◆ Collected data entries
++++

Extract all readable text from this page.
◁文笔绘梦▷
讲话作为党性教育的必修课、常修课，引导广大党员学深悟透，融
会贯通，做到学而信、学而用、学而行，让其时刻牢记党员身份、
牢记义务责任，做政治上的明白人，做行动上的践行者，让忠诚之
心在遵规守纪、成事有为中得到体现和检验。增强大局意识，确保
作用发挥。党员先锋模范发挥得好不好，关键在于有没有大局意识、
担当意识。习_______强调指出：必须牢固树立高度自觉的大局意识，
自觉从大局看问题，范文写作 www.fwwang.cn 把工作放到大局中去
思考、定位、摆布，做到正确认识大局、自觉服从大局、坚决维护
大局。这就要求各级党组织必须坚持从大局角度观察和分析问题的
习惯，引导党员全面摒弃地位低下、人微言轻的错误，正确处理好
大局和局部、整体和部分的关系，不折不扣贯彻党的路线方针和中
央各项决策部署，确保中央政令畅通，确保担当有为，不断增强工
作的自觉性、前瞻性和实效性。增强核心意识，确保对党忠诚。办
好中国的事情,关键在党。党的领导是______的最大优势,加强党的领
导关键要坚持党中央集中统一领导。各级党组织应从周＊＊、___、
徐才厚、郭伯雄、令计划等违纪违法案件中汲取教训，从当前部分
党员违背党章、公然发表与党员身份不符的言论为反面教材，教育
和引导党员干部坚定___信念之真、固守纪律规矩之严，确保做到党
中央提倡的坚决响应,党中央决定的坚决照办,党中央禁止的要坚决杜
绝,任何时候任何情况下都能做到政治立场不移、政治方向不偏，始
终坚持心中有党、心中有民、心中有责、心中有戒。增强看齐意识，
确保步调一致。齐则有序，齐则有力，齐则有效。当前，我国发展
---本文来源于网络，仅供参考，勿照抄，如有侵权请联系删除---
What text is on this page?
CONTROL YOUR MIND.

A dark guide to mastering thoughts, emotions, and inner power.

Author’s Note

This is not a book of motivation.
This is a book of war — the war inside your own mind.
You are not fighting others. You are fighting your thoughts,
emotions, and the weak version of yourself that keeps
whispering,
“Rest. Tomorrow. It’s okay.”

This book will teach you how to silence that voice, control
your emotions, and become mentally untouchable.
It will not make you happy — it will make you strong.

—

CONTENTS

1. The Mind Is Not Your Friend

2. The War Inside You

++++

◆ Required task
Repeat only the stretch of lines that begins at the line containing "What text is on this page?" and ends at the last line above, both included.

◆ Solution to this problem
What text is on this page?
CONTROL YOUR MIND.

A dark guide to mastering thoughts, emotions, and inner power.

Author’s Note

This is not a book of motivation.
This is a book of war — the war inside your own mind.
You are not fighting others. You are fighting your thoughts,
emotions, and the weak version of yourself that keeps
whispering,
“Rest. Tomorrow. It’s okay.”

This book will teach you how to silence that voice, control
your emotions, and become mentally untouchable.
It will not make you happy — it will make you strong.

—

CONTENTS

1. The Mind Is Not Your Friend

2. The War Inside You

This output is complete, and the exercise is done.